**WHAT YOU SHOULD DO:** Filter the data for lines with the word "opět", then copy every line so identified.

**PROVIDED DATA:**
# # # # #
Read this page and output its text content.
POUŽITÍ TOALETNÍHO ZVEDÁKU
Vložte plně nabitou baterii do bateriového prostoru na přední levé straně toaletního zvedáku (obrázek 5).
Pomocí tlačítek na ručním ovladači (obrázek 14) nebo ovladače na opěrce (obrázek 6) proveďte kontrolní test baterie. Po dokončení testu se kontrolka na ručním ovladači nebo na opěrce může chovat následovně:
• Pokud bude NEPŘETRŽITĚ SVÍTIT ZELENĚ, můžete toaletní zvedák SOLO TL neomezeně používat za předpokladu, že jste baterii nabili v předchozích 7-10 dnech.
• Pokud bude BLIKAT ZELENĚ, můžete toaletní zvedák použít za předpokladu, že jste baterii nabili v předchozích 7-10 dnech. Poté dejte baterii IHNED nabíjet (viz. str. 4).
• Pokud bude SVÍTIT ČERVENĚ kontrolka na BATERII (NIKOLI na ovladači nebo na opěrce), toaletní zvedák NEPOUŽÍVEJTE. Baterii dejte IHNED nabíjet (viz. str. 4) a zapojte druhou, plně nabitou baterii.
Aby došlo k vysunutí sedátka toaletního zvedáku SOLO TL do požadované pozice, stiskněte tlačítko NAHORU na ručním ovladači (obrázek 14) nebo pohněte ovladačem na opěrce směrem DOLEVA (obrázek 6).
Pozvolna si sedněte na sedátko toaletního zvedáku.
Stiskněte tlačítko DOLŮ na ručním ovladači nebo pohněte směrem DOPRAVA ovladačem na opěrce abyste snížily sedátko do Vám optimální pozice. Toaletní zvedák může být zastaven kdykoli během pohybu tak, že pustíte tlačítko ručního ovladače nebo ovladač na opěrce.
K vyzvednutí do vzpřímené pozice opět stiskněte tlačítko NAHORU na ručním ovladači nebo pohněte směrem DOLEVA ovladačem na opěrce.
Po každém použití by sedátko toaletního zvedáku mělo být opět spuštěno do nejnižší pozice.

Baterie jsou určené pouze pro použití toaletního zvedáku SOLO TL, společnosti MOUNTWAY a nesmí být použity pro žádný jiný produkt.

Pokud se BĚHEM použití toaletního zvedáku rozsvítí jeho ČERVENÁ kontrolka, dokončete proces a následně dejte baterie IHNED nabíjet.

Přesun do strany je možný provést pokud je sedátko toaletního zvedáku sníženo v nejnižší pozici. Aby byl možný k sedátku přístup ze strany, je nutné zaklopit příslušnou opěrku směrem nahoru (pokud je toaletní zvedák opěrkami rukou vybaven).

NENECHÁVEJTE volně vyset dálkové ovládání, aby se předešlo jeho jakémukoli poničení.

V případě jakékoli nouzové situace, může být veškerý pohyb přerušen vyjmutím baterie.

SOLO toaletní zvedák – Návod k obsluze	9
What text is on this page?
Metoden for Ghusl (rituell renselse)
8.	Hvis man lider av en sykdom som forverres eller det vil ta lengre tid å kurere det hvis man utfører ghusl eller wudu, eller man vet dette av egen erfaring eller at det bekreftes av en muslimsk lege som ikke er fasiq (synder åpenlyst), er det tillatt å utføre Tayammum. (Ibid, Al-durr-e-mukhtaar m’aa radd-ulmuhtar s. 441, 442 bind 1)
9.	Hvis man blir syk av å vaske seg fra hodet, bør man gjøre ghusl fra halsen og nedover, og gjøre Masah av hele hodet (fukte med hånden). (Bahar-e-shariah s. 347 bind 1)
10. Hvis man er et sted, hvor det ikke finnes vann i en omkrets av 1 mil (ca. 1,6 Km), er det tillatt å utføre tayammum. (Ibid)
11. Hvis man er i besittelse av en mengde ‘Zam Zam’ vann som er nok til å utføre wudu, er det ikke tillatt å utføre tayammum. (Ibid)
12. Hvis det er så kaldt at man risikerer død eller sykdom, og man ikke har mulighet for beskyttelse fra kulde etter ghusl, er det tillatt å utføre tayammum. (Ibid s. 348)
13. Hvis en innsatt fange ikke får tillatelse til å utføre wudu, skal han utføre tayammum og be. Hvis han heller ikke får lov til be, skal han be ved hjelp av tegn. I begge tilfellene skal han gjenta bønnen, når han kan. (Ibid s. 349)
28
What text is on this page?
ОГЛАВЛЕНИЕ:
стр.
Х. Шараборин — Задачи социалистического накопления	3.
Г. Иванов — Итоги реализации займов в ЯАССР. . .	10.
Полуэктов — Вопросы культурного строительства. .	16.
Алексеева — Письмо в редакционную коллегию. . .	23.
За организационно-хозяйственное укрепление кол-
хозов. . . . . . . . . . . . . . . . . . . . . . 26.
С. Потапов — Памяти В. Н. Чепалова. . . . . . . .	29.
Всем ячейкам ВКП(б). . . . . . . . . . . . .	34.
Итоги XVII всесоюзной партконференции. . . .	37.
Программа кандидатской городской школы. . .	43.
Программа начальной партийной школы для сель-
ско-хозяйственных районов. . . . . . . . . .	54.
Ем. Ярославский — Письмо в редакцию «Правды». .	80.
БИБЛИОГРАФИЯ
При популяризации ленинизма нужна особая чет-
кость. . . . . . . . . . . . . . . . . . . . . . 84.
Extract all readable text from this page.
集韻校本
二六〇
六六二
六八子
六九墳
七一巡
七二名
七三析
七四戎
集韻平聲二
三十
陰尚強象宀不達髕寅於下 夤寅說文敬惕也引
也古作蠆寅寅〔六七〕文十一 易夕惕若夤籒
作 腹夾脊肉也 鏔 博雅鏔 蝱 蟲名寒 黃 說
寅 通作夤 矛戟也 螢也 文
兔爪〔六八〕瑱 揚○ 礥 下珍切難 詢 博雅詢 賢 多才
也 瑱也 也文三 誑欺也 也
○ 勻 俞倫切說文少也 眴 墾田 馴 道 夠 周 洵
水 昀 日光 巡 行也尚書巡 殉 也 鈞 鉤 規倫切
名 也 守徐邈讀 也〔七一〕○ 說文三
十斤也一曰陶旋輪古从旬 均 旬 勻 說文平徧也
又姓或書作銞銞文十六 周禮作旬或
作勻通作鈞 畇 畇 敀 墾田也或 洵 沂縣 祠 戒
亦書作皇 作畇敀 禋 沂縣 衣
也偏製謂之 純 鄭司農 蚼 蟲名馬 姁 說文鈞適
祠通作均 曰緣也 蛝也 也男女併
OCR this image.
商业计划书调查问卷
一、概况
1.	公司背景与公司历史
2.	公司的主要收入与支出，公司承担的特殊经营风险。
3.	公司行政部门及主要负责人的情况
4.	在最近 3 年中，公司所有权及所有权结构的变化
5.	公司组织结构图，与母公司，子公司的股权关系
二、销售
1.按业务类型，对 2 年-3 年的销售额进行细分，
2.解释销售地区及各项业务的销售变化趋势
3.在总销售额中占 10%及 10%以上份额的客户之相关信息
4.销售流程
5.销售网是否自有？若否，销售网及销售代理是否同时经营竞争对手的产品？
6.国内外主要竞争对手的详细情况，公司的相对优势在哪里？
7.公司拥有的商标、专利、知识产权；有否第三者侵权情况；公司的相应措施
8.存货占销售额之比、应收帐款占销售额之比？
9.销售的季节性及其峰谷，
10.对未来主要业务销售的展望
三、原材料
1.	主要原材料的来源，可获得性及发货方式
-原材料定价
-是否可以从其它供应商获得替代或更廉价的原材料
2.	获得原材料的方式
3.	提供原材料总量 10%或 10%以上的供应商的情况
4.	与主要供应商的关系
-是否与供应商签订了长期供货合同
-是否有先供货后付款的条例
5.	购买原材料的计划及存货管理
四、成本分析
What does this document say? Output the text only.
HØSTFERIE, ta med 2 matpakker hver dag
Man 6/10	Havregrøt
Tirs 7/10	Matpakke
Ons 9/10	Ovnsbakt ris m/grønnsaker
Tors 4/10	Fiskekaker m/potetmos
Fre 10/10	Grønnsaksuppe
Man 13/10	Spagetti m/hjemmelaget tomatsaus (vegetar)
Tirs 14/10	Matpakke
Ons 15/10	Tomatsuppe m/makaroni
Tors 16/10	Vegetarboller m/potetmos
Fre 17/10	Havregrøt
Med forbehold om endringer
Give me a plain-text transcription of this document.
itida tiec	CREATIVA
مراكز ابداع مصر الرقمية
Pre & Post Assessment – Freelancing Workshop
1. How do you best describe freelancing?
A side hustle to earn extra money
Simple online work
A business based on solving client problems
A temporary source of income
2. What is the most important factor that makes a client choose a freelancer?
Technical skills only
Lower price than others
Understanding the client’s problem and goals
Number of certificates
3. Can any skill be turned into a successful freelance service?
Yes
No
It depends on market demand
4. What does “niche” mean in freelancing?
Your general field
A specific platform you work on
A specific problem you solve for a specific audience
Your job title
# # # # #
**RESULT FOR THIS EXERCISE:**
K vyzvednutí do vzpřímené pozice opět stiskněte tlačítko NAHORU na ručním ovladači nebo pohněte směrem DOLEVA ovladačem na opěrce.
Po každém použití by sedátko toaletního zvedáku mělo být opět spuštěno do nejnižší pozice.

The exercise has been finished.